To do
Please reproduce the data below, starting at the line that contains "UI element localization: list" and stopping after the line that contains "y-tick-label: 6 — [108, 447, 117, 466]". Leave the pictures out of your answer.

Available records
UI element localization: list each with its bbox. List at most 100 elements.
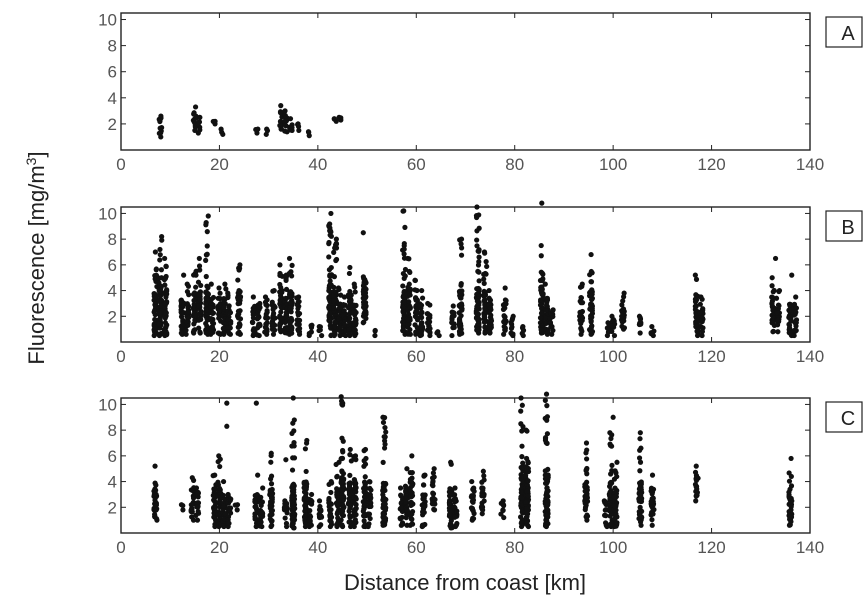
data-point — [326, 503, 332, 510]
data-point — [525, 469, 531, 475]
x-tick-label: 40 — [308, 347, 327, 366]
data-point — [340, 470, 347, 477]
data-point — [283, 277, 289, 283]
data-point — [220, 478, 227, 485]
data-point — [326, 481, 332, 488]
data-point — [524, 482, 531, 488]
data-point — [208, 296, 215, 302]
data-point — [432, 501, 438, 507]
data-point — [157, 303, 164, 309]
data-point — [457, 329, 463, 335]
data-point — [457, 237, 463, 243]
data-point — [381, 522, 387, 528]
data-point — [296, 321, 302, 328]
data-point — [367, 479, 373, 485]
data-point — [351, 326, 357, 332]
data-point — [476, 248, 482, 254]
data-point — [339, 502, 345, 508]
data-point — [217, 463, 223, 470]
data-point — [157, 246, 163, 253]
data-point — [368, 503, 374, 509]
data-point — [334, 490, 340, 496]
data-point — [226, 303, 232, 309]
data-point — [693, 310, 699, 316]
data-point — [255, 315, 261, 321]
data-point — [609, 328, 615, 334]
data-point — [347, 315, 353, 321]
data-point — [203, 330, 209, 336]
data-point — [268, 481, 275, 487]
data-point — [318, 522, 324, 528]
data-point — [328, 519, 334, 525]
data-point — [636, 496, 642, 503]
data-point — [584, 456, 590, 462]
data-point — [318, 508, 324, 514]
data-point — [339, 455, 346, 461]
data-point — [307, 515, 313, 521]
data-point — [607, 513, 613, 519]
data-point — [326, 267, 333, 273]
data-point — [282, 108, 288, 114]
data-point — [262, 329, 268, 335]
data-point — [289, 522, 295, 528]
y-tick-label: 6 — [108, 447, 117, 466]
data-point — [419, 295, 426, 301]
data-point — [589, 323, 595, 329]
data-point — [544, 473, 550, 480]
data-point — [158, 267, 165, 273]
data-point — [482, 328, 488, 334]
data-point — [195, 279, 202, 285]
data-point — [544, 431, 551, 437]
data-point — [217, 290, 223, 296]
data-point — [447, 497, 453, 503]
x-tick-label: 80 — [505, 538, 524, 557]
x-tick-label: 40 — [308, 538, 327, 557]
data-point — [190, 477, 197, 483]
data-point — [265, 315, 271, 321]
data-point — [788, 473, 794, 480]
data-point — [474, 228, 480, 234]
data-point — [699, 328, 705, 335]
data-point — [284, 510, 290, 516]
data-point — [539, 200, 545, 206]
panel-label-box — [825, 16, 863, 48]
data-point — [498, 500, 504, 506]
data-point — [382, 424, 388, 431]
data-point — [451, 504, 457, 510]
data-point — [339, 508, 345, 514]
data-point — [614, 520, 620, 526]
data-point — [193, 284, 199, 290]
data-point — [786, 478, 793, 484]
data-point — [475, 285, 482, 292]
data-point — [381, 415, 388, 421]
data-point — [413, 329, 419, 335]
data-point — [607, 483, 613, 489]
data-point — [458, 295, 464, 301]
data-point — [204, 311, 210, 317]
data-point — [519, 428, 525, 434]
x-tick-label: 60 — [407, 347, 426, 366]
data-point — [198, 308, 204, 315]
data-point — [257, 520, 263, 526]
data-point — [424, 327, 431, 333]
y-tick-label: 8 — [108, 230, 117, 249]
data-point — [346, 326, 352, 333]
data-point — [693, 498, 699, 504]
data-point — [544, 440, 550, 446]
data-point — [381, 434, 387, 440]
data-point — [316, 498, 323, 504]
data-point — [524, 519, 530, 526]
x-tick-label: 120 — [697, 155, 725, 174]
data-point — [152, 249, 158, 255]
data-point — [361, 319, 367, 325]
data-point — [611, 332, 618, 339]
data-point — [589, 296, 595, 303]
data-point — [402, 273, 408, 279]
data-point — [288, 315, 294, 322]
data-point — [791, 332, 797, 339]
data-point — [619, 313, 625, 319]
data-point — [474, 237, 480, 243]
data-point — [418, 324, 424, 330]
--
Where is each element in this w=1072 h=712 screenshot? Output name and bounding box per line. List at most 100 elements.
* * *
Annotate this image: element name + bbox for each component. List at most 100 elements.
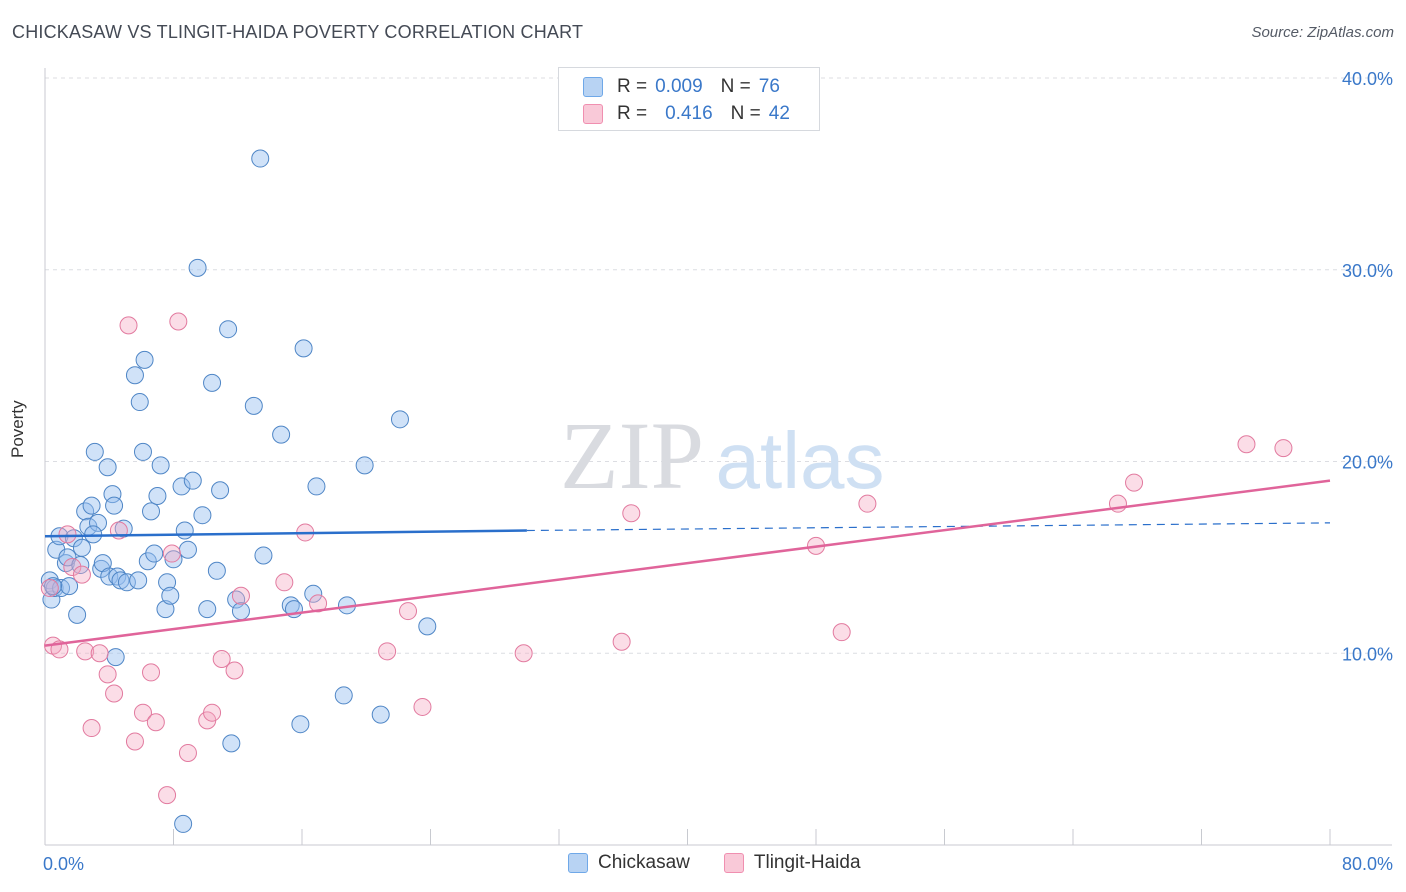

The response
UI element localization: list each with its bbox. List at most 100 elements.
data-point — [326, 503, 332, 510]
data-point — [525, 469, 531, 475]
x-tick-label: 40 — [308, 347, 327, 366]
data-point — [340, 470, 347, 477]
data-point — [283, 277, 289, 283]
data-point — [220, 478, 227, 485]
data-point — [326, 481, 332, 488]
data-point — [524, 482, 531, 488]
data-point — [208, 296, 215, 302]
data-point — [432, 501, 438, 507]
data-point — [157, 303, 164, 309]
data-point — [457, 329, 463, 335]
data-point — [457, 237, 463, 243]
data-point — [381, 522, 387, 528]
data-point — [296, 321, 302, 328]
data-point — [367, 479, 373, 485]
data-point — [351, 326, 357, 332]
data-point — [476, 248, 482, 254]
data-point — [339, 502, 345, 508]
data-point — [217, 463, 223, 470]
data-point — [157, 246, 163, 253]
data-point — [368, 503, 374, 509]
data-point — [334, 490, 340, 496]
data-point — [226, 303, 232, 309]
data-point — [693, 310, 699, 316]
data-point — [255, 315, 261, 321]
data-point — [609, 328, 615, 334]
data-point — [347, 315, 353, 321]
data-point — [203, 330, 209, 336]
data-point — [268, 481, 275, 487]
data-point — [318, 522, 324, 528]
data-point — [328, 519, 334, 525]
data-point — [636, 496, 642, 503]
data-point — [584, 456, 590, 462]
data-point — [318, 508, 324, 514]
data-point — [339, 455, 346, 461]
data-point — [307, 515, 313, 521]
data-point — [607, 513, 613, 519]
data-point — [326, 267, 333, 273]
data-point — [282, 108, 288, 114]
data-point — [262, 329, 268, 335]
data-point — [289, 522, 295, 528]
y-tick-label: 6 — [108, 447, 117, 466]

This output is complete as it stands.